* start DATA SHOWN *

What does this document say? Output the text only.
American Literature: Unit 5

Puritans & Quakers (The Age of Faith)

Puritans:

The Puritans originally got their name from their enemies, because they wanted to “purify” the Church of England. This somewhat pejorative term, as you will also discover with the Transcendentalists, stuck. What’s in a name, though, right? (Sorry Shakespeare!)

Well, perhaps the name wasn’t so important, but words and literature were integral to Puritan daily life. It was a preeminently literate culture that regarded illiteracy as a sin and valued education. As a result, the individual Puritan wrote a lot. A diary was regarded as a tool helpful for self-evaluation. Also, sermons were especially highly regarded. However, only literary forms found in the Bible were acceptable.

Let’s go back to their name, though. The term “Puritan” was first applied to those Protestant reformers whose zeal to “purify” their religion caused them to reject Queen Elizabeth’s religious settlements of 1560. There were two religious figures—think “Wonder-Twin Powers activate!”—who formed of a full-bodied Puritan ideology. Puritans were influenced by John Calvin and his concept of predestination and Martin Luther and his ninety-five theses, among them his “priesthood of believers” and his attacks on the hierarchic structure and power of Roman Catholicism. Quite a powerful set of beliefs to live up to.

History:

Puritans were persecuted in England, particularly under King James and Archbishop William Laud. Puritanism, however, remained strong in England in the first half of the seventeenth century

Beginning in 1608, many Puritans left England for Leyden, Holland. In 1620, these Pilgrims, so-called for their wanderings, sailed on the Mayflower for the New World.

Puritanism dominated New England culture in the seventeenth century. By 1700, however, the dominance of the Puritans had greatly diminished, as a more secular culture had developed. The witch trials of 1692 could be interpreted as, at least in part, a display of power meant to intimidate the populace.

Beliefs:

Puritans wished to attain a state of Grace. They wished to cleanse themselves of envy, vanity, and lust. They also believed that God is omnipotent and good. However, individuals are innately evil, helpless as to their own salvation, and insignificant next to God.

* end DATA SHOWN *

- [PROBLEM DETAILS]
Copy all lines from the data that hold the word "What".

- [COMPLETE ANSWER]
What does this document say? Output the text only.
The Puritans originally got their name from their enemies, because they wanted to “purify” the Church of England. This somewhat pejorative term, as you will also discover with the Transcendentalists, stuck. What’s in a name, though, right? (Sorry Shakespeare!)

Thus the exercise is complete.